++++ Übungstext ++++
Österreich: Bischofskonferenz stellt Auflagen für öffentliche Gottesdienste vor

Eine Fronleichnamsprozession in Niederösterreich.
Foto: Franz Jachim via Flickr (CC BY-NC-ND 2.0)

Die österreichische Bischofskonferenz (ÖBK) hat am heutigen Donnerstag die Auflagen bekanntgegeben, unter denen öffentliche Gottesdienste ab dem 15. Mai wieder möglich sein sollen. In einer gemeinsamen Pressekonferenz mit Kultusministerin Susanne Raab stellte der Vorsitzende der ÖBK, Kardinal Christoph Schönborn, die neuen Maßnahmen vor. Demnach müssen Gläubige während der heiligen Messe einen Mund-Nasen-Schutz tragen und mindestens zwei Meter Abstand halten.  

CNA Deutsch hatte am Mittwoch berichtet, dass in Österreich ab dem 15. Mai wieder öffentliche Messen möglich sein sollen. Die Auflagen, die dafür heute bekanntgegeben wurden, seien das Ergebnis der Absprache zwischen der österreichischen Regierung und den Vertretern der Religionsgemeinschaften, berichtet die katholische Presseagentur "Kathpress". Schönborn nahm für die betroffenen Religionsgemeinschaften stellvertretend an der Pressekonferenz teil.
++++ Aufgeführte Einträge ++++
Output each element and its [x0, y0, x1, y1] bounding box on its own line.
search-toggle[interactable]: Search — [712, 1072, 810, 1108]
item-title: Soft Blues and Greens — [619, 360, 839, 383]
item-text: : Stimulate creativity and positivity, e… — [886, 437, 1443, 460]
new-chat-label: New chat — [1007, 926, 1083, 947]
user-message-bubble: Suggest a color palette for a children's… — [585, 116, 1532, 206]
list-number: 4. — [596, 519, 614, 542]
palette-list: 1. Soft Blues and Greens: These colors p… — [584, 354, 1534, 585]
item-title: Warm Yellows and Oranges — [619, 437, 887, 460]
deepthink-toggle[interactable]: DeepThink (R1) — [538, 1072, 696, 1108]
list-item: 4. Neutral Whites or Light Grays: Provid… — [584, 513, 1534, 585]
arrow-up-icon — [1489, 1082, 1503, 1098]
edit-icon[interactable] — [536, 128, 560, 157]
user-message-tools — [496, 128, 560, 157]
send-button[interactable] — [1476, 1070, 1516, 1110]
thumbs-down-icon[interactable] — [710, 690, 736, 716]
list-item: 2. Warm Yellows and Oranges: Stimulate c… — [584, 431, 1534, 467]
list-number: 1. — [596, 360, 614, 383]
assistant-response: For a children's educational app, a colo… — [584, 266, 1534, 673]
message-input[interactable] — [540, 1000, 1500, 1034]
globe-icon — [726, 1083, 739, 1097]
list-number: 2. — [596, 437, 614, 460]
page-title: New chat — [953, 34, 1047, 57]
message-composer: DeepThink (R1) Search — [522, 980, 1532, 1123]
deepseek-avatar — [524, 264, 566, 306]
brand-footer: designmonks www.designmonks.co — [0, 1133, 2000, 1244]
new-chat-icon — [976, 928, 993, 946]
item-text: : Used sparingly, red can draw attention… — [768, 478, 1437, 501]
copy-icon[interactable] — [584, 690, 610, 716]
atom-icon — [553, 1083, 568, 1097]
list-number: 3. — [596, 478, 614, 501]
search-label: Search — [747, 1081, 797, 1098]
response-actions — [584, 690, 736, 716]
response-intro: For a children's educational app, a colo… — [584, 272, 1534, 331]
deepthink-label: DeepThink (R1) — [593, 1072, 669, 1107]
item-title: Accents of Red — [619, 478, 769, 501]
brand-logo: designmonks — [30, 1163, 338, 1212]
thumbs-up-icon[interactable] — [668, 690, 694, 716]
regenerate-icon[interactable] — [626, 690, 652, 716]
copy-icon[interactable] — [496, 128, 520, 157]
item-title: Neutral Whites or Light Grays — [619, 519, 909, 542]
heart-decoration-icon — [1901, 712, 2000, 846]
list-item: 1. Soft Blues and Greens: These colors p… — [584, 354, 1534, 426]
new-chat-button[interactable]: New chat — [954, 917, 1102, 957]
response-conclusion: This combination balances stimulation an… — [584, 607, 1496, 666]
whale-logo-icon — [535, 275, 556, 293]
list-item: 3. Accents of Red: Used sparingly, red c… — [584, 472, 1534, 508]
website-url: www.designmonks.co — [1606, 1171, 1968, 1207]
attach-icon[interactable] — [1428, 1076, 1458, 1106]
++++
» **Arbeitsauftrag**: Geben Sie den Übungstext über die Auflagen der österreichischen Bischofskonferenz für öffentliche Gottesdienste vollständig und wortgetreu wieder.

» **Erwartete Antwort**:
Österreich: Bischofskonferenz stellt Auflagen für öffentliche Gottesdienste vor

Eine Fronleichnamsprozession in Niederösterreich.
Foto: Franz Jachim via Flickr (CC BY-NC-ND 2.0)

Die österreichische Bischofskonferenz (ÖBK) hat am heutigen Donnerstag die Auflagen bekanntgegeben, unter denen öffentliche Gottesdienste ab dem 15. Mai wieder möglich sein sollen. In einer gemeinsamen Pressekonferenz mit Kultusministerin Susanne Raab stellte der Vorsitzende der ÖBK, Kardinal Christoph Schönborn, die neuen Maßnahmen vor. Demnach müssen Gläubige während der heiligen Messe einen Mund-Nasen-Schutz tragen und mindestens zwei Meter Abstand halten.  

CNA Deutsch hatte am Mittwoch berichtet, dass in Österreich ab dem 15. Mai wieder öffentliche Messen möglich sein sollen. Die Auflagen, die dafür heute bekanntgegeben wurden, seien das Ergebnis der Absprache zwischen der österreichischen Regierung und den Vertretern der Religionsgemeinschaften, berichtet die katholische Presseagentur "Kathpress". Schönborn nahm für die betroffenen Religionsgemeinschaften stellvertretend an der Pressekonferenz teil.